(Records from a data collection)
--
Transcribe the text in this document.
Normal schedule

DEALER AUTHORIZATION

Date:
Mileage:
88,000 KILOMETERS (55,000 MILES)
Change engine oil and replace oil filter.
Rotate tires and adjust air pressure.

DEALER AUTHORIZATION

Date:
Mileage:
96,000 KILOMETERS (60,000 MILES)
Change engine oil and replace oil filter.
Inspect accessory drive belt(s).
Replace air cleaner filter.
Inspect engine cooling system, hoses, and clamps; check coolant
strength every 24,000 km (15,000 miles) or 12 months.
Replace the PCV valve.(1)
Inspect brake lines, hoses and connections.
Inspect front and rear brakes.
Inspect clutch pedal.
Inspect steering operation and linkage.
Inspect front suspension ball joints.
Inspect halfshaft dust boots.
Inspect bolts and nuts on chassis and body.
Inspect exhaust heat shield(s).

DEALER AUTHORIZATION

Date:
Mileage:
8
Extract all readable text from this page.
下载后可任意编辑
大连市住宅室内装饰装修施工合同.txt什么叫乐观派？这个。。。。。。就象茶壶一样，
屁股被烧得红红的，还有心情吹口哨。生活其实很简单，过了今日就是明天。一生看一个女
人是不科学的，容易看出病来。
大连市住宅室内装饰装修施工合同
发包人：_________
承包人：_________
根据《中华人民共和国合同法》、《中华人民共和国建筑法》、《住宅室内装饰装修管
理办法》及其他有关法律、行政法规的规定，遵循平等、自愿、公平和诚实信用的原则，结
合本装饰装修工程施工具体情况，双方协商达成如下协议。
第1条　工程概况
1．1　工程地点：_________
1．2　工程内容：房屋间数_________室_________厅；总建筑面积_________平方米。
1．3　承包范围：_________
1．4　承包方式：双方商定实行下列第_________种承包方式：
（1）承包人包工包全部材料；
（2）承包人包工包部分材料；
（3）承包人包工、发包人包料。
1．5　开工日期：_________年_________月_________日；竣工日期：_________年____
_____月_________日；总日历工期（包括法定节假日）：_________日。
--
▶ [Set problem]
Output the records exactly, including every line.

▶ [Solution for this exercise]
Transcribe the text in this document.
Normal schedule

DEALER AUTHORIZATION

Date:
Mileage:
88,000 KILOMETERS (55,000 MILES)
Change engine oil and replace oil filter.
Rotate tires and adjust air pressure.

DEALER AUTHORIZATION

Date:
Mileage:
96,000 KILOMETERS (60,000 MILES)
Change engine oil and replace oil filter.
Inspect accessory drive belt(s).
Replace air cleaner filter.
Inspect engine cooling system, hoses, and clamps; check coolant
strength every 24,000 km (15,000 miles) or 12 months.
Replace the PCV valve.(1)
Inspect brake lines, hoses and connections.
Inspect front and rear brakes.
Inspect clutch pedal.
Inspect steering operation and linkage.
Inspect front suspension ball joints.
Inspect halfshaft dust boots.
Inspect bolts and nuts on chassis and body.
Inspect exhaust heat shield(s).

DEALER AUTHORIZATION

Date:
Mileage:
8
Extract all readable text from this page.
下载后可任意编辑
大连市住宅室内装饰装修施工合同.txt什么叫乐观派？这个。。。。。。就象茶壶一样，
屁股被烧得红红的，还有心情吹口哨。生活其实很简单，过了今日就是明天。一生看一个女
人是不科学的，容易看出病来。
大连市住宅室内装饰装修施工合同
发包人：_________
承包人：_________
根据《中华人民共和国合同法》、《中华人民共和国建筑法》、《住宅室内装饰装修管
理办法》及其他有关法律、行政法规的规定，遵循平等、自愿、公平和诚实信用的原则，结
合本装饰装修工程施工具体情况，双方协商达成如下协议。
第1条　工程概况
1．1　工程地点：_________
1．2　工程内容：房屋间数_________室_________厅；总建筑面积_________平方米。
1．3　承包范围：_________
1．4　承包方式：双方商定实行下列第_________种承包方式：
（1）承包人包工包全部材料；
（2）承包人包工包部分材料；
（3）承包人包工、发包人包料。
1．5　开工日期：_________年_________月_________日；竣工日期：_________年____
_____月_________日；总日历工期（包括法定节假日）：_________日。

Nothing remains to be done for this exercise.